• WHAT IS BEING ASKED
Locate the lines that hold the string "цементных". Copy every such line.

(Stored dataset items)
━━━━━━━━━━━━━━━━━━━━━━━━━━━━━━
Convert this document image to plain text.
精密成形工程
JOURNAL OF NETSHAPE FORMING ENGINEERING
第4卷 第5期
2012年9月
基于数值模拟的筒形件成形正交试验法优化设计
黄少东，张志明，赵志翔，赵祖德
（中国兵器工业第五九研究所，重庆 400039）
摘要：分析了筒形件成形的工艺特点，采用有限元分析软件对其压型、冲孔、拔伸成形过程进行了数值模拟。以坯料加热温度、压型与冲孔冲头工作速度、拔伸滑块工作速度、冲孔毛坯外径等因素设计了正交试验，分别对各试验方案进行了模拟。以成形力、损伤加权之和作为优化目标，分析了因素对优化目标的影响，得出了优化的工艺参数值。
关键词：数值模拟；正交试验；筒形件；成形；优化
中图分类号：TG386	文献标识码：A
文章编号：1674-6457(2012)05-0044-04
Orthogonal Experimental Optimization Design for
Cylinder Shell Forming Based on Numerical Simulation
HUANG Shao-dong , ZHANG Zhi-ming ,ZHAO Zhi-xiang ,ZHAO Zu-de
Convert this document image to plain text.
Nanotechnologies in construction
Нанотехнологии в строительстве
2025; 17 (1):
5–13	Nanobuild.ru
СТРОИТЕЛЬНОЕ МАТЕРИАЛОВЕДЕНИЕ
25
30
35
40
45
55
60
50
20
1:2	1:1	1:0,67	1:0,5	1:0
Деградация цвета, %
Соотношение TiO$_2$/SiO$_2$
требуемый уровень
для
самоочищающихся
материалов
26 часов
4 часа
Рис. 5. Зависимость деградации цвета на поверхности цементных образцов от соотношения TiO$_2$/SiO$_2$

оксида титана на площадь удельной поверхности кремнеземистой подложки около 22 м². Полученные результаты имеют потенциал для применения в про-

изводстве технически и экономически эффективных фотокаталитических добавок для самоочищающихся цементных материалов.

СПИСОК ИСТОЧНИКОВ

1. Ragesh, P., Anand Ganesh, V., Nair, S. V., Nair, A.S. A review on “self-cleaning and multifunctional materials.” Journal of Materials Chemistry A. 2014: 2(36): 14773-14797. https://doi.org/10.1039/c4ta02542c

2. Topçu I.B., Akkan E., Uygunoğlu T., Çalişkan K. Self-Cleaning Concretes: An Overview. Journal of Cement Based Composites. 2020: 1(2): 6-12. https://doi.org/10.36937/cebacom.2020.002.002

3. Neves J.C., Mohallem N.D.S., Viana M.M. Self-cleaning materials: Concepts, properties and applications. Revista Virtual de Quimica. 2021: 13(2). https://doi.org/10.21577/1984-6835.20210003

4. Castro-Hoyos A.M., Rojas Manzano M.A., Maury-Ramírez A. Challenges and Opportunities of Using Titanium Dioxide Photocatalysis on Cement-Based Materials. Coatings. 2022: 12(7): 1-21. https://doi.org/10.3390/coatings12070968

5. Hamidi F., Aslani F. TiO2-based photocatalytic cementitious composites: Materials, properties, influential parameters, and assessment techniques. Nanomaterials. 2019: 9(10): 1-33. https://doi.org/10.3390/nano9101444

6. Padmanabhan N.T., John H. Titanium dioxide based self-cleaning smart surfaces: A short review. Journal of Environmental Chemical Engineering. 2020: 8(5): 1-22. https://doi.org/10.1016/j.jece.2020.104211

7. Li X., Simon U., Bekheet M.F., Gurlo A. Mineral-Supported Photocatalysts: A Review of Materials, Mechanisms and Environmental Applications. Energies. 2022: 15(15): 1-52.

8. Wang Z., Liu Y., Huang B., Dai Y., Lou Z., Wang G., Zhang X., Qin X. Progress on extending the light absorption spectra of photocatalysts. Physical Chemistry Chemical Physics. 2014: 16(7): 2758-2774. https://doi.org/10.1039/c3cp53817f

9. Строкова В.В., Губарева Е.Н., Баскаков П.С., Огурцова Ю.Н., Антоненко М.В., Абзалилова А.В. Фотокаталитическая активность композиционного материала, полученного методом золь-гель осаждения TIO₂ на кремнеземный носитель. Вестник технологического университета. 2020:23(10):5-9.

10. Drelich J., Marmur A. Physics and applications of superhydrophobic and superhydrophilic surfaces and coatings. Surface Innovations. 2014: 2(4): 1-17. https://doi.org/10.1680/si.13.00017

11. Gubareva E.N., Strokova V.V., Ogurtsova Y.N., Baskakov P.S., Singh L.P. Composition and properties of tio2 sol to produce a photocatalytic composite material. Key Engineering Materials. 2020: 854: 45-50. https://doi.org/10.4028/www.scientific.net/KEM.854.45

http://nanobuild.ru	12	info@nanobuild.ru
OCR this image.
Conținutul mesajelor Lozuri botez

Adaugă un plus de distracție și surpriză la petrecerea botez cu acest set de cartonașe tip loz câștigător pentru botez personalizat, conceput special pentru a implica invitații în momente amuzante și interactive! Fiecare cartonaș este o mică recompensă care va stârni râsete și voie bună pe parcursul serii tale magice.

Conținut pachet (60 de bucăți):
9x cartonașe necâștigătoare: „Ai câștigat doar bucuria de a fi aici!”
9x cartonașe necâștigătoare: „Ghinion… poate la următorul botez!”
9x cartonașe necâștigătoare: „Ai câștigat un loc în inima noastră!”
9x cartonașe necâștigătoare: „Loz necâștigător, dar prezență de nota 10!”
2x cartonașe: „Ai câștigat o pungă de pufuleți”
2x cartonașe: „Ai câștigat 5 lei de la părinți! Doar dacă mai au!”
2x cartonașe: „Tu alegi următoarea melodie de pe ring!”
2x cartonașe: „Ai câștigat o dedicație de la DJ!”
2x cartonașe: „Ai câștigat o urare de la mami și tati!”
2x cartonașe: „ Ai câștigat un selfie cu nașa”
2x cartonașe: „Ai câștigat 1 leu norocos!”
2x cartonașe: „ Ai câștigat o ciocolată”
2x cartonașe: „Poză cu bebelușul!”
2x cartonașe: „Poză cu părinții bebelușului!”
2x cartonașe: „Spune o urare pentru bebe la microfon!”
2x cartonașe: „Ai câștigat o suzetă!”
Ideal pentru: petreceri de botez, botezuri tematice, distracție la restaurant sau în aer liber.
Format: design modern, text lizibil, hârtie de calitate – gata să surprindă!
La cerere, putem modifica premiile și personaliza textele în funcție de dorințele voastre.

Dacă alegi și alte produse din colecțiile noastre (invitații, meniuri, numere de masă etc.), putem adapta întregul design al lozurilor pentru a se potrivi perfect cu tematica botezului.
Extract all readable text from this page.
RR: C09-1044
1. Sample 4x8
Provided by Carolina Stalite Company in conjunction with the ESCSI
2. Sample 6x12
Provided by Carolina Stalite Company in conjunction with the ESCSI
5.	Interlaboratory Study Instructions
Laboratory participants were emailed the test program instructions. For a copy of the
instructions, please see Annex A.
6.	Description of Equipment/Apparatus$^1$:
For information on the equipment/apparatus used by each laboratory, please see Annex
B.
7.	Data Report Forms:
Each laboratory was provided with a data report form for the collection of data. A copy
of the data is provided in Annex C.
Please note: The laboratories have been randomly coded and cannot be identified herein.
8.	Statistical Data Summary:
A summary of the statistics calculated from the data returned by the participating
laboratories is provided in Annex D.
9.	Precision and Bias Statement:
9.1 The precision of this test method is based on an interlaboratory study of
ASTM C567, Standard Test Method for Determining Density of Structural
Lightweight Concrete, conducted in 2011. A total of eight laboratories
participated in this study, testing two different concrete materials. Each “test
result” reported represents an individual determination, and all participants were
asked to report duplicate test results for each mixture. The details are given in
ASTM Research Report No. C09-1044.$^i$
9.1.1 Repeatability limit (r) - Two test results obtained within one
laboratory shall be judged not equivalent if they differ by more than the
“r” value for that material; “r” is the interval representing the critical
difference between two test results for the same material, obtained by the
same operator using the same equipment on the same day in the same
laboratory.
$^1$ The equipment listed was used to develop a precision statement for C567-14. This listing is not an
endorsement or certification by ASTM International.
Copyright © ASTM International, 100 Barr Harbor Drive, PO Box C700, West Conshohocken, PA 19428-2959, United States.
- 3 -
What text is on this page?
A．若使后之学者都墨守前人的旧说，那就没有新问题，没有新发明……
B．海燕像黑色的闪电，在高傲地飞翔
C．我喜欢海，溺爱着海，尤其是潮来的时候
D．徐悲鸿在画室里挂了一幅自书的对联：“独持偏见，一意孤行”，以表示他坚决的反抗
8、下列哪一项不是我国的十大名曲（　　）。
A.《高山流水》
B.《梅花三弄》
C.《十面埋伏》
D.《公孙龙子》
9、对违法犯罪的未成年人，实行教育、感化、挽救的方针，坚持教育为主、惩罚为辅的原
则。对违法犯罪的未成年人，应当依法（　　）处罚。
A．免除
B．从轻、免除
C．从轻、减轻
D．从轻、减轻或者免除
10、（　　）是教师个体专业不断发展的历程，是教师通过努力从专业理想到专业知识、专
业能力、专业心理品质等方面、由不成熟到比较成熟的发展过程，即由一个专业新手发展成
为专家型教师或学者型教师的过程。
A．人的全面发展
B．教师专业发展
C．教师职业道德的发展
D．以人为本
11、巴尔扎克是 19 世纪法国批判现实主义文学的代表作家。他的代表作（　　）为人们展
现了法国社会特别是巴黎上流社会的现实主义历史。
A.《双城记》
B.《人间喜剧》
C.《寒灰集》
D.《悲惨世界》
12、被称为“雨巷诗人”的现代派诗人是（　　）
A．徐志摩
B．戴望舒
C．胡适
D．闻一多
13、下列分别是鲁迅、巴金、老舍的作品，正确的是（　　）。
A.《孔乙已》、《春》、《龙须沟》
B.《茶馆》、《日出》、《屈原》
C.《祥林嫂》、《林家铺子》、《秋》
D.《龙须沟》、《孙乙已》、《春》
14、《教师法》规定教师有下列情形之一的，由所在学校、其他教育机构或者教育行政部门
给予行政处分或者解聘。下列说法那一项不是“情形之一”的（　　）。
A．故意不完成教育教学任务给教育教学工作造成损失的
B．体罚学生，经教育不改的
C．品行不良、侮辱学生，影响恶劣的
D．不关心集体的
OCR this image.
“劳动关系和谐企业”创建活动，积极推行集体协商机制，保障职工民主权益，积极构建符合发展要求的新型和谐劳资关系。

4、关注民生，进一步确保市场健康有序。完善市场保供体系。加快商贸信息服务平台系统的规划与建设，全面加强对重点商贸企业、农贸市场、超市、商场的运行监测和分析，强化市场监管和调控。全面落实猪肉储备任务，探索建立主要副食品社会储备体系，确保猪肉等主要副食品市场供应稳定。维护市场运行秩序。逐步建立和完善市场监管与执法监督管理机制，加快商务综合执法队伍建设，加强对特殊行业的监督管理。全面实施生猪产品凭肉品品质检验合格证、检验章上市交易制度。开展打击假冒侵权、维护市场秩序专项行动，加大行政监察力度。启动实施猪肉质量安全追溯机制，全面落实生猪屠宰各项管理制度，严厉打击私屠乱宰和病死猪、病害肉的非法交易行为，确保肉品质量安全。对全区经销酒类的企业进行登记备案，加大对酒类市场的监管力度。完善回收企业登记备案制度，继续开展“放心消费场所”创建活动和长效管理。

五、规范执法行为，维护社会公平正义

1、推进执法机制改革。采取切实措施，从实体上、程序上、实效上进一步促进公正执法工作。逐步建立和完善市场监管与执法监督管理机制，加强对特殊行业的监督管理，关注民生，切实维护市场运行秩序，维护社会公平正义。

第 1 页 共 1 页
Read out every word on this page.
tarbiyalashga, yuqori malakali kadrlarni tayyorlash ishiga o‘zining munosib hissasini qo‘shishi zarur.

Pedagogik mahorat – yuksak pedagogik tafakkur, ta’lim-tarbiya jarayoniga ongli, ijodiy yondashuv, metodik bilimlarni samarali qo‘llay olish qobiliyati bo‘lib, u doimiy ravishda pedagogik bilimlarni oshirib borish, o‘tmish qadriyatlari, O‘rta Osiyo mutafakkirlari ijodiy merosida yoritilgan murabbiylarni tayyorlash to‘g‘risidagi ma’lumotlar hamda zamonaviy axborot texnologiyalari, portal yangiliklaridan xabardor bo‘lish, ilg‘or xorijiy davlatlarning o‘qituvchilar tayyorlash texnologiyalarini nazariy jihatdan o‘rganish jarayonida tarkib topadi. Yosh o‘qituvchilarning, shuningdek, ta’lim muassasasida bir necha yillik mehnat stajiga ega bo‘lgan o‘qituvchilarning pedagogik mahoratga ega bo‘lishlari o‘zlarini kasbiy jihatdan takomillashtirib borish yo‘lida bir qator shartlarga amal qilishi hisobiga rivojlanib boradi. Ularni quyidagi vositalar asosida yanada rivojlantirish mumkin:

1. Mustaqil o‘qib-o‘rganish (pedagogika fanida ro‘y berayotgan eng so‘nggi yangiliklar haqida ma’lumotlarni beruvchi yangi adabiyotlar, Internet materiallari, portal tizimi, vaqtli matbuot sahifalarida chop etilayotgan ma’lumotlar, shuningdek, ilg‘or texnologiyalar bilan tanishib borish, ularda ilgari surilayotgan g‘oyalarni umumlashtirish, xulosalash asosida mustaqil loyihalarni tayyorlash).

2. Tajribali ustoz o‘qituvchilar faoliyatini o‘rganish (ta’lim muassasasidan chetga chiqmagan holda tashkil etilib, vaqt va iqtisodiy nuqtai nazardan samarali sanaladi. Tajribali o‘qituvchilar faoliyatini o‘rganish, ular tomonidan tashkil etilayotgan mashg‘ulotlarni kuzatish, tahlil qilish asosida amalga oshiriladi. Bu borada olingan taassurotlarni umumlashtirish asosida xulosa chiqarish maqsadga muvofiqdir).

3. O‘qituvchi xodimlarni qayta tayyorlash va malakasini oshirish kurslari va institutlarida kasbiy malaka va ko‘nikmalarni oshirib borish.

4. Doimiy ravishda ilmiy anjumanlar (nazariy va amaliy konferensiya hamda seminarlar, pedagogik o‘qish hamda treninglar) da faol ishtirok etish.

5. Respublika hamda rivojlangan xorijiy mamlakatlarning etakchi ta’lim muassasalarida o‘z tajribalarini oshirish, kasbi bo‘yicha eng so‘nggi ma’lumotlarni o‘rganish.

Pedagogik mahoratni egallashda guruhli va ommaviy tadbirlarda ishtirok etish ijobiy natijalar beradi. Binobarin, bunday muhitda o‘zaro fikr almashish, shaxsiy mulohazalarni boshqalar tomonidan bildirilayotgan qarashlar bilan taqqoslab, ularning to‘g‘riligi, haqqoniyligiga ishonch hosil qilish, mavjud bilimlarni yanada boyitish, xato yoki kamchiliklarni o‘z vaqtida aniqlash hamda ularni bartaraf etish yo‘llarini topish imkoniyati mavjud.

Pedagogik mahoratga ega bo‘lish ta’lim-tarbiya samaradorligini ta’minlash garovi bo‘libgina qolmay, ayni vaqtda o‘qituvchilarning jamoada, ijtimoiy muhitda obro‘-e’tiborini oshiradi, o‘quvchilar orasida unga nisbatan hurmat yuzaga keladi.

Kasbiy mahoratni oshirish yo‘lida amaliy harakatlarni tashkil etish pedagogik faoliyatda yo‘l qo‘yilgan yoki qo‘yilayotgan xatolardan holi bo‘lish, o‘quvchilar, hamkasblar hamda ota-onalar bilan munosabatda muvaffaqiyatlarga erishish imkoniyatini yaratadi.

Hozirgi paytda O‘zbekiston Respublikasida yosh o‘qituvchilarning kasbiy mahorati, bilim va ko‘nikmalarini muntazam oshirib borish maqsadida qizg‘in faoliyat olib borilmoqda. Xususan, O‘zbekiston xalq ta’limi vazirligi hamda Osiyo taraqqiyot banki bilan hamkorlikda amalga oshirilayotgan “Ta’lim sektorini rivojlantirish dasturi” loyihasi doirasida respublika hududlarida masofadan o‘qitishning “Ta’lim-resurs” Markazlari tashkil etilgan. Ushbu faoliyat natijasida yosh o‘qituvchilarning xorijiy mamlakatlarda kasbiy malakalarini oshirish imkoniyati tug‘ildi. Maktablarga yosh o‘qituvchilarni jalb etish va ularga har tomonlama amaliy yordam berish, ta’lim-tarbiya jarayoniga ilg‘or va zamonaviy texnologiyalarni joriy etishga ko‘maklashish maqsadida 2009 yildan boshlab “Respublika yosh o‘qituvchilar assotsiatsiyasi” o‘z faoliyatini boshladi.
━━━━━━━━━━━━━━━━━━━━━━━━━━━━━━
• EXERCISE RESPONSE
Рис. 5. Зависимость деградации цвета на поверхности цементных образцов от соотношения TiO$_2$/SiO$_2$
изводстве технически и экономически эффективных фотокаталитических добавок для самоочищающихся цементных материалов.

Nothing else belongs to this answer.